» CHALLENGE A:
Return, without changes, the records from their first line through the line that contains "profile-name: John Doe: [29, 51, 57, 57]", inclusive.

» EXTRACT:
The crucial role that microcracks play for the heat conductivity, K, of meteoritic material means that the value of K measured for a particular meteorite mainly reflects the local impact history at the special location at the surface of an asteroid, or of some fragment of it, from which this meteorite was excavated, and not an intrinsic property of the material from which the corresponding parent body is built. For the limited number of meteorites for which such data are presently available, the observed values show no clear dependence on the meteorite type, despite significant compositional differences for different meteorite classes. This makes it difficult to extract from the experimental data general relations for the dependency of the heat conductivity on parameters. Nonetheless, some general relations describing the dependency of K on porosity, Φ, and temperature, T, have been given by Yomogida & Matsui (1984) and for a wide range of porosities by Henke et al. (2012a), which were used in a number of model calculations for the thermal evolution of asteroids (e.g. Bennett & McSween 1996; Akridge et al. 1997; Hevey & Sanders 2006; Harrison & Grimm 2010; Henke et al. 2012a,b, 2013; Golabek et al. 2014; Lichtenberg et al. 2016). Fits to their experimental results for the temperature variation of K have been given by Opeil et al. (2012).

» THE INPUT:
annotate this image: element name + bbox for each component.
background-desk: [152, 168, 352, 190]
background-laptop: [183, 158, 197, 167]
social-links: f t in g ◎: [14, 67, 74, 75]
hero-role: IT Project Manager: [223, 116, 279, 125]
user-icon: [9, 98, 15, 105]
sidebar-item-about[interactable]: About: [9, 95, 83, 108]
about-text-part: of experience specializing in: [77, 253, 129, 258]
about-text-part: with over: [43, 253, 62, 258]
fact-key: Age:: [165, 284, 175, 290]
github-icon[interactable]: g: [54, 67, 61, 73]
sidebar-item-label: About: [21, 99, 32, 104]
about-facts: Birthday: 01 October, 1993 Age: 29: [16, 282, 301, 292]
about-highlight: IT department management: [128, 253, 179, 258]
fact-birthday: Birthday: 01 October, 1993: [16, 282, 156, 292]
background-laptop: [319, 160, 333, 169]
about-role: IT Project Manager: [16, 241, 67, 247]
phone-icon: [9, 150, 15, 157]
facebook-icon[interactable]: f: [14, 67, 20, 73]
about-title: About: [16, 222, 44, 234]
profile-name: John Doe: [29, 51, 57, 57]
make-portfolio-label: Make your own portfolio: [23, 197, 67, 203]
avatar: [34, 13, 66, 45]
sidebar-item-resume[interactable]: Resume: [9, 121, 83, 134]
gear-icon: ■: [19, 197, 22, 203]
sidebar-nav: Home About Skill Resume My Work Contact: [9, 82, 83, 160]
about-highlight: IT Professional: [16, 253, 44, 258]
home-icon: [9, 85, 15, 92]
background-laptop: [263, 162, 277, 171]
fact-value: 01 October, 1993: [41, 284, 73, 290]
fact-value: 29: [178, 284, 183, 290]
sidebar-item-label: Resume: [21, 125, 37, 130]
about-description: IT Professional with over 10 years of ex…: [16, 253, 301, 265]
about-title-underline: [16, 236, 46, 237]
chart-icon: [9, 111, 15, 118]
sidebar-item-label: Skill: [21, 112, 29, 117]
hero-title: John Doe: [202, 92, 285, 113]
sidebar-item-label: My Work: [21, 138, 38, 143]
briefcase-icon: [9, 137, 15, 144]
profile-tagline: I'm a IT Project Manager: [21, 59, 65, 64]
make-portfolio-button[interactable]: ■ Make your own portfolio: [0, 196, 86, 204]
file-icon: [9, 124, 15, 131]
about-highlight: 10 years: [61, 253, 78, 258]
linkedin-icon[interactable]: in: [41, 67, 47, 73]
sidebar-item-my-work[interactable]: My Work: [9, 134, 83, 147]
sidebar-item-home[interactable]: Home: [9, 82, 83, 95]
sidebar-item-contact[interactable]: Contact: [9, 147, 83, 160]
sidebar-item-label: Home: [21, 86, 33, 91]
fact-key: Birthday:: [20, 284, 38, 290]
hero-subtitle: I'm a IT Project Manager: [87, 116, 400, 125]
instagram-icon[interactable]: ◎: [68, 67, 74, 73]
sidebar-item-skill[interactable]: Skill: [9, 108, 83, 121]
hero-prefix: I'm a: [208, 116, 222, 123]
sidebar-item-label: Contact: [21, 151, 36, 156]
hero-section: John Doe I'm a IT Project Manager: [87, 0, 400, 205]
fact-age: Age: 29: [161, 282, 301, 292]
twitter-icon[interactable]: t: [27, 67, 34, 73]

» CHALLENGE B:
Summarize the passage on meteorite heat conductivity in two sentences.

» EXERCISE SOLUTION A:
annotate this image: element name + bbox for each component.
background-desk: [152, 168, 352, 190]
background-laptop: [183, 158, 197, 167]
social-links: f t in g ◎: [14, 67, 74, 75]
hero-role: IT Project Manager: [223, 116, 279, 125]
user-icon: [9, 98, 15, 105]
sidebar-item-about[interactable]: About: [9, 95, 83, 108]
about-text-part: of experience specializing in: [77, 253, 129, 258]
about-text-part: with over: [43, 253, 62, 258]
fact-key: Age:: [165, 284, 175, 290]
github-icon[interactable]: g: [54, 67, 61, 73]
sidebar-item-label: About: [21, 99, 32, 104]
about-facts: Birthday: 01 October, 1993 Age: 29: [16, 282, 301, 292]
about-highlight: IT department management: [128, 253, 179, 258]
fact-birthday: Birthday: 01 October, 1993: [16, 282, 156, 292]
background-laptop: [319, 160, 333, 169]
about-role: IT Project Manager: [16, 241, 67, 247]
phone-icon: [9, 150, 15, 157]
facebook-icon[interactable]: f: [14, 67, 20, 73]
about-title: About: [16, 222, 44, 234]
profile-name: John Doe: [29, 51, 57, 57]

» EXERCISE SOLUTION B:
Because microcracks play a crucial role in heat conductivity, the value measured for a meteorite mainly reflects the local impact history at the spot on an asteroid where it was excavated, not an intrinsic property of the parent body's material. The limited data show no clear dependence on meteorite type, but general relations for how conductivity depends on porosity and temperature have been given and used in many models of the thermal evolution of asteroids.